## [Directions]
Copy all lines in which the word "title" can be found.

Figure data in JSON:

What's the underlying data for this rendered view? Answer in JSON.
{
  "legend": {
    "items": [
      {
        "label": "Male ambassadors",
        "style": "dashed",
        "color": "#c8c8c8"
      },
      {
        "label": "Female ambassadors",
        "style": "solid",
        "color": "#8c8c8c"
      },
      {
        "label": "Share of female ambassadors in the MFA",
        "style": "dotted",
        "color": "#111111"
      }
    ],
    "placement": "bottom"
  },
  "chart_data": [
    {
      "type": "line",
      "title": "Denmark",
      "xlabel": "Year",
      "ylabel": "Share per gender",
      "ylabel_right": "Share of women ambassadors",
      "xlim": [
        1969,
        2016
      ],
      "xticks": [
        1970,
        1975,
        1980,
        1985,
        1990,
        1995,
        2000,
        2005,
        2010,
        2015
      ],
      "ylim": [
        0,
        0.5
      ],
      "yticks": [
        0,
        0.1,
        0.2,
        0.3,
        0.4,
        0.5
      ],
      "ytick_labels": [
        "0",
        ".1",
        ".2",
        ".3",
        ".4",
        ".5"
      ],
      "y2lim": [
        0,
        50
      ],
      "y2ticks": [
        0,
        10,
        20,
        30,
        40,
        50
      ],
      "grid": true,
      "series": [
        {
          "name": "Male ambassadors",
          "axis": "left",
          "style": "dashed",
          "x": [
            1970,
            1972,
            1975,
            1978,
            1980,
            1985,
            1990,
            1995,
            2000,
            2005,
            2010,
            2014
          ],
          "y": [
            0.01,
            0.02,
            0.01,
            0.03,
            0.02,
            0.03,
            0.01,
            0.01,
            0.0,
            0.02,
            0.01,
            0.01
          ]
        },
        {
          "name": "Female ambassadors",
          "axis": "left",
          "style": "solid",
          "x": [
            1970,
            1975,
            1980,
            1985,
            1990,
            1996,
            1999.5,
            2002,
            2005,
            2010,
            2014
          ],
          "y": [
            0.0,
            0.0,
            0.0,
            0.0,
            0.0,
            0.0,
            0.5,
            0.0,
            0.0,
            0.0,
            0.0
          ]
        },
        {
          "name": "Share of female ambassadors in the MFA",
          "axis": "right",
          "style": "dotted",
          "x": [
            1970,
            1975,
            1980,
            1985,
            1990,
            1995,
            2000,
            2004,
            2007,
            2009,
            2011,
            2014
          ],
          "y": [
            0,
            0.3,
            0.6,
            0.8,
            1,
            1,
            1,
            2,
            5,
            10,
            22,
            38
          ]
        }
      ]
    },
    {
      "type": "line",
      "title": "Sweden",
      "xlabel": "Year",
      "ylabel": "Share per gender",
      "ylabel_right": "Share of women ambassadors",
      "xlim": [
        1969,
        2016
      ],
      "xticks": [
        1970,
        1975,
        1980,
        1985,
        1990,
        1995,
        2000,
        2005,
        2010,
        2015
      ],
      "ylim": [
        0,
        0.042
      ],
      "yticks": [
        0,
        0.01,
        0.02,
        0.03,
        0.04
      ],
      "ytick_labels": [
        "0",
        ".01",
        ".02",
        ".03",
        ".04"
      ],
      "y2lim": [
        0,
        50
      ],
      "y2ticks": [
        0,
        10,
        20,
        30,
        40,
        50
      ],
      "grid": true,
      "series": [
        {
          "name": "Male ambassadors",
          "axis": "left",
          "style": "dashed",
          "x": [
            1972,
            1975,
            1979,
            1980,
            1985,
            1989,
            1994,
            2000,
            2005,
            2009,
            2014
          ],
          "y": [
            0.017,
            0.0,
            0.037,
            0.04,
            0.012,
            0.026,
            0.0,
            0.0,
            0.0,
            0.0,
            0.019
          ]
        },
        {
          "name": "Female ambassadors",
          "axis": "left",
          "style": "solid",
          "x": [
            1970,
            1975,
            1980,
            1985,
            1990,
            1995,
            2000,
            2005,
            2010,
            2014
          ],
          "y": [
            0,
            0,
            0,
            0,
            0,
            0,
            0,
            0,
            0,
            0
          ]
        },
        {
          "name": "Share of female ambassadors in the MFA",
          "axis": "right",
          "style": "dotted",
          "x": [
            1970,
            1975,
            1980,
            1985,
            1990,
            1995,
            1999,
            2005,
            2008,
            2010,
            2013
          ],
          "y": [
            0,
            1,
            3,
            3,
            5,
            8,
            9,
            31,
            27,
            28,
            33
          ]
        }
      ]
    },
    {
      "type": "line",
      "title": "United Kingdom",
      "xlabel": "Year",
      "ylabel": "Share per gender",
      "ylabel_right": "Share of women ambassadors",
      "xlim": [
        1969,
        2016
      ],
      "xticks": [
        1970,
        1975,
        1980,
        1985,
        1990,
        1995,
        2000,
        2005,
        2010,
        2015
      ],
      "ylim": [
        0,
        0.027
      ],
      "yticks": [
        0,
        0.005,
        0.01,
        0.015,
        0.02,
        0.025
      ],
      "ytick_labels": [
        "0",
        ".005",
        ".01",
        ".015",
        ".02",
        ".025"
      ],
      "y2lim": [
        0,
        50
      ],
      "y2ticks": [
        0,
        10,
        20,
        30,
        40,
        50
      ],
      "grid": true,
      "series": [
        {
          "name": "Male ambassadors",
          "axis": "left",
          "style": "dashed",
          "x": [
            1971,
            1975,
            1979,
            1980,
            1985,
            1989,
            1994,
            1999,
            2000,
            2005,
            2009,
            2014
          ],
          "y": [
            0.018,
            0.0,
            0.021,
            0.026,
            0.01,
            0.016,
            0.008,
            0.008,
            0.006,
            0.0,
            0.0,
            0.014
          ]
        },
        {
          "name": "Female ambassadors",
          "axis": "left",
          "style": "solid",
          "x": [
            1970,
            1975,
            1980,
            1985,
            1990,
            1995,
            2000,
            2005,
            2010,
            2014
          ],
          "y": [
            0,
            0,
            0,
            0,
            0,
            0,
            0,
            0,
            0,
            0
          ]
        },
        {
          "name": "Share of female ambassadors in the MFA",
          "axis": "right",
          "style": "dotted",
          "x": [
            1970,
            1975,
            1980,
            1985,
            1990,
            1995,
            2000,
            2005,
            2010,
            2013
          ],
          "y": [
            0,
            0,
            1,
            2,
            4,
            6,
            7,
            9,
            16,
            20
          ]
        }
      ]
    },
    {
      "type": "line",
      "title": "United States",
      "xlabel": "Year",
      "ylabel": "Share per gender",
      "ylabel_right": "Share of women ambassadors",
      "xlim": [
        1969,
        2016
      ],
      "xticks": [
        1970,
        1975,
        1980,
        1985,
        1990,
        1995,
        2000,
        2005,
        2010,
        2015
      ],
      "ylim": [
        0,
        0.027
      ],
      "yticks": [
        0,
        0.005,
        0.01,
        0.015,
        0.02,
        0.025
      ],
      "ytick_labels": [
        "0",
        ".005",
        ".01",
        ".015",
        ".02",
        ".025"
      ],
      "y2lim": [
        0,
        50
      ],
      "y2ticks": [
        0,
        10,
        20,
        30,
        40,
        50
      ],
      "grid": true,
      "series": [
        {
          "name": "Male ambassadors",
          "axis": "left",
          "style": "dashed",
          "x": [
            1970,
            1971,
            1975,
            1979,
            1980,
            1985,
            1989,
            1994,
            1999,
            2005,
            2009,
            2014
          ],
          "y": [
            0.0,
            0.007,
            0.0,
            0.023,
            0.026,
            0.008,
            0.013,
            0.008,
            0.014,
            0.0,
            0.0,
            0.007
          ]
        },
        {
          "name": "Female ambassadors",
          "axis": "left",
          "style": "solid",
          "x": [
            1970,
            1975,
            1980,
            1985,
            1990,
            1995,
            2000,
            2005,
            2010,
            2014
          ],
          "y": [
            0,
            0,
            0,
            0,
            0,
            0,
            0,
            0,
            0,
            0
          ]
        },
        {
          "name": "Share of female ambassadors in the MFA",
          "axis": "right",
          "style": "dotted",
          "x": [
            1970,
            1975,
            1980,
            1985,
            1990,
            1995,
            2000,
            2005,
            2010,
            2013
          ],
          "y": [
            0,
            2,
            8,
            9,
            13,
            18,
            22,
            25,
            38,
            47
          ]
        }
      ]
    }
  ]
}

## [Exercise result]
      "title": "Denmark",
      "title": "Sweden",
      "title": "United Kingdom",
      "title": "United States",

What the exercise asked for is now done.